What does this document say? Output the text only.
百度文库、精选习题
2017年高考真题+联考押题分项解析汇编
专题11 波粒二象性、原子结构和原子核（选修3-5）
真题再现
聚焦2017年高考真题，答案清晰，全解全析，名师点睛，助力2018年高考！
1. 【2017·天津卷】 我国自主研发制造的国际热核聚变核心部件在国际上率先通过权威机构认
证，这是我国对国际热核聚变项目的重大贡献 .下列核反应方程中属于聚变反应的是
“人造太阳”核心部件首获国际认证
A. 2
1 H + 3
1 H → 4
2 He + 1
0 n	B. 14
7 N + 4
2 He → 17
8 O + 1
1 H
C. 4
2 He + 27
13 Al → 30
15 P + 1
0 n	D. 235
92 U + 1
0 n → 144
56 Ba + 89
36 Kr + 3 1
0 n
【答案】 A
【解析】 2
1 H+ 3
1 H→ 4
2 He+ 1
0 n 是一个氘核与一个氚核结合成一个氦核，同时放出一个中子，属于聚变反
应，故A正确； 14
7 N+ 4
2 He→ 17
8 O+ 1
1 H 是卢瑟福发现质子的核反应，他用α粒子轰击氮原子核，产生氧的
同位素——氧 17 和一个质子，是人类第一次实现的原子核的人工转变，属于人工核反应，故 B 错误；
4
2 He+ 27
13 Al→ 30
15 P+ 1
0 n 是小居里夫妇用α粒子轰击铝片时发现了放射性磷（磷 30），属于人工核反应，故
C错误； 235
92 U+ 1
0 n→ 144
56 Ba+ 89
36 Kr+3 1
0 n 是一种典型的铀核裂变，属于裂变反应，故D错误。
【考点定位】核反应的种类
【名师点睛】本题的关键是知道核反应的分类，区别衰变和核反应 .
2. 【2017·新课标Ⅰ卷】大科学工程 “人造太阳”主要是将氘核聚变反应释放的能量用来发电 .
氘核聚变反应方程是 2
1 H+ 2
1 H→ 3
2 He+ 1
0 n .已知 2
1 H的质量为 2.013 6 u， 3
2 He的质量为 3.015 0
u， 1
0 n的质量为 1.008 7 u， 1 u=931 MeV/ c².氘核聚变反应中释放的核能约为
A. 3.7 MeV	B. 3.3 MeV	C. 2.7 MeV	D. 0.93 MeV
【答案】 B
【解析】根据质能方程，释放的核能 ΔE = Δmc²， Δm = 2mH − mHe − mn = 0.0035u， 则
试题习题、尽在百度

■ **WHAT YOU ARE ASKED TO DO**
All entries must be repeated verbatim.

■ **ANSWER**
What does this document say? Output the text only.
百度文库、精选习题
2017年高考真题+联考押题分项解析汇编
专题11 波粒二象性、原子结构和原子核（选修3-5）
真题再现
聚焦2017年高考真题，答案清晰，全解全析，名师点睛，助力2018年高考！
1. 【2017·天津卷】 我国自主研发制造的国际热核聚变核心部件在国际上率先通过权威机构认
证，这是我国对国际热核聚变项目的重大贡献 .下列核反应方程中属于聚变反应的是
“人造太阳”核心部件首获国际认证
A. 2
1 H + 3
1 H → 4
2 He + 1
0 n	B. 14
7 N + 4
2 He → 17
8 O + 1
1 H
C. 4
2 He + 27
13 Al → 30
15 P + 1
0 n	D. 235
92 U + 1
0 n → 144
56 Ba + 89
36 Kr + 3 1
0 n
【答案】 A
【解析】 2
1 H+ 3
1 H→ 4
2 He+ 1
0 n 是一个氘核与一个氚核结合成一个氦核，同时放出一个中子，属于聚变反
应，故A正确； 14
7 N+ 4
2 He→ 17
8 O+ 1
1 H 是卢瑟福发现质子的核反应，他用α粒子轰击氮原子核，产生氧的
同位素——氧 17 和一个质子，是人类第一次实现的原子核的人工转变，属于人工核反应，故 B 错误；
4
2 He+ 27
13 Al→ 30
15 P+ 1
0 n 是小居里夫妇用α粒子轰击铝片时发现了放射性磷（磷 30），属于人工核反应，故
C错误； 235
92 U+ 1
0 n→ 144
56 Ba+ 89
36 Kr+3 1
0 n 是一种典型的铀核裂变，属于裂变反应，故D错误。
【考点定位】核反应的种类
【名师点睛】本题的关键是知道核反应的分类，区别衰变和核反应 .
2. 【2017·新课标Ⅰ卷】大科学工程 “人造太阳”主要是将氘核聚变反应释放的能量用来发电 .
氘核聚变反应方程是 2
1 H+ 2
1 H→ 3
2 He+ 1
0 n .已知 2
1 H的质量为 2.013 6 u， 3
2 He的质量为 3.015 0
u， 1
0 n的质量为 1.008 7 u， 1 u=931 MeV/ c².氘核聚变反应中释放的核能约为
A. 3.7 MeV	B. 3.3 MeV	C. 2.7 MeV	D. 0.93 MeV
【答案】 B
【解析】根据质能方程，释放的核能 ΔE = Δmc²， Δm = 2mH − mHe − mn = 0.0035u， 则
试题习题、尽在百度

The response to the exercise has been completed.